(begin)

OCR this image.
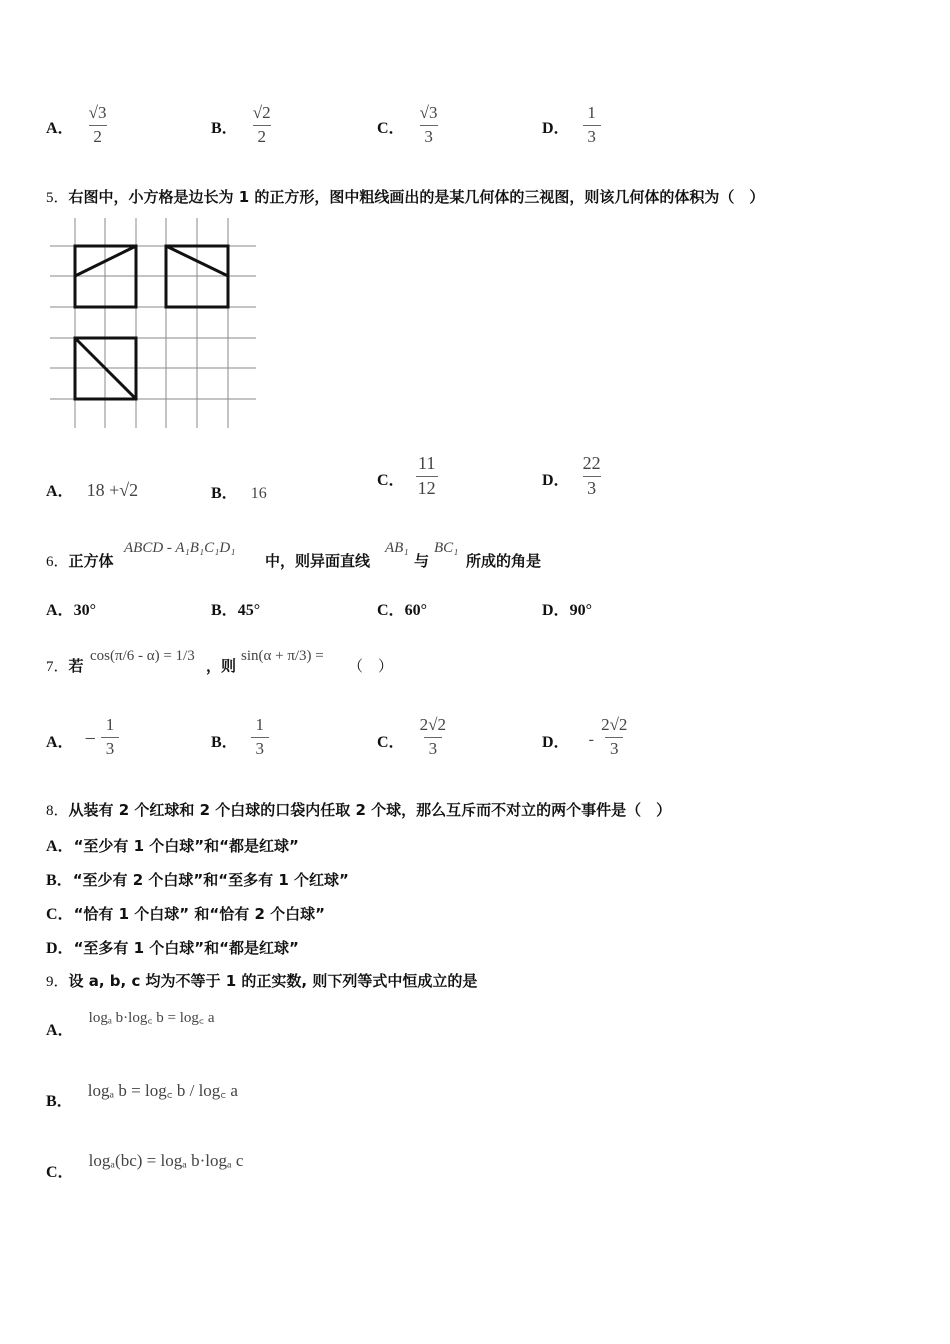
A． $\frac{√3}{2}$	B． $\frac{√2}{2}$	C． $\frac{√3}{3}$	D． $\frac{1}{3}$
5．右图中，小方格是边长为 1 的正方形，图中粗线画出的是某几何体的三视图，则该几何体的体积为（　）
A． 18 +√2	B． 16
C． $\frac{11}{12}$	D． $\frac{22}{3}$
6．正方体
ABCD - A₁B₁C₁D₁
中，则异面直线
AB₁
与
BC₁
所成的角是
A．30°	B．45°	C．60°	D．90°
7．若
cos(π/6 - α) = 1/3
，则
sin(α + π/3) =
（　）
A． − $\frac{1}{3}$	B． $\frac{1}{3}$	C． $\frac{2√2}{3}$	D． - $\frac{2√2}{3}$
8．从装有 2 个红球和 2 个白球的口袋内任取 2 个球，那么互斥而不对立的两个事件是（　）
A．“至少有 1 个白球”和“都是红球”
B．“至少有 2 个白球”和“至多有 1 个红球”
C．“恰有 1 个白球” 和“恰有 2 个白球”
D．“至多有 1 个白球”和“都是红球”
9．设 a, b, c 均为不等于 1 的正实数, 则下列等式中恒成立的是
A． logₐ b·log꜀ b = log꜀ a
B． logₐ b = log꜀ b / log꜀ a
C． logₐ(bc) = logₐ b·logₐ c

(end)
(begin)

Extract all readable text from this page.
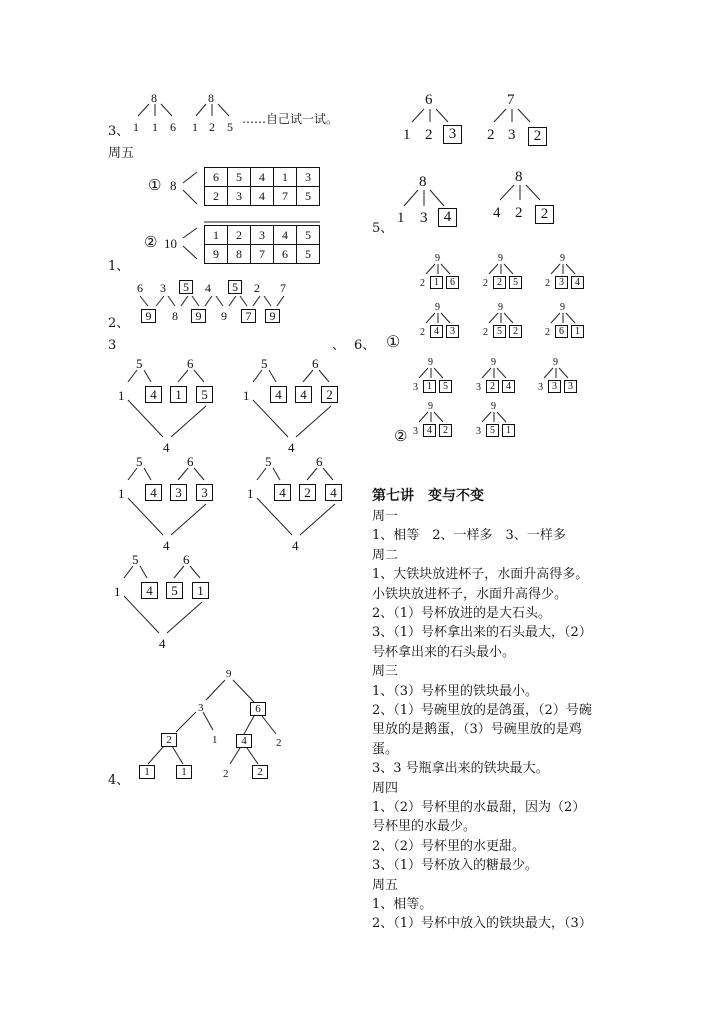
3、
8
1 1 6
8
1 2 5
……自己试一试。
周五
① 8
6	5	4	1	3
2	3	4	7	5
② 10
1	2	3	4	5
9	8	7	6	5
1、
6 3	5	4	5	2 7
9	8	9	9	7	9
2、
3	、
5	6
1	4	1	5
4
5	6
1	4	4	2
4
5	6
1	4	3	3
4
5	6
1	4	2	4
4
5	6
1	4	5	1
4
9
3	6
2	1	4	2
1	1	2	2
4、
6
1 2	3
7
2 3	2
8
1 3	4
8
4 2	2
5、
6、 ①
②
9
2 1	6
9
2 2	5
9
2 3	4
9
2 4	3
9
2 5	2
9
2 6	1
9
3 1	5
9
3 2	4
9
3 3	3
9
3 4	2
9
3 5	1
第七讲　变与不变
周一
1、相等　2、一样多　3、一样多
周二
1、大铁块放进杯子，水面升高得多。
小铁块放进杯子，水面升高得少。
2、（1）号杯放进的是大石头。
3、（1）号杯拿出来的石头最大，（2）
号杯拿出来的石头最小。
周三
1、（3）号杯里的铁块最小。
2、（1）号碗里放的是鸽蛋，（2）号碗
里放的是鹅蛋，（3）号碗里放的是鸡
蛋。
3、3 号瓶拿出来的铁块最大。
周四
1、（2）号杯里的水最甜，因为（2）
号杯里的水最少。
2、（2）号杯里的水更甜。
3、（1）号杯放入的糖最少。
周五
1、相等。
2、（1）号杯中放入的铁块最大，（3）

(end)

Among the entries above, how many lines hold the string "this"? Give the number by itself.

### Full output
2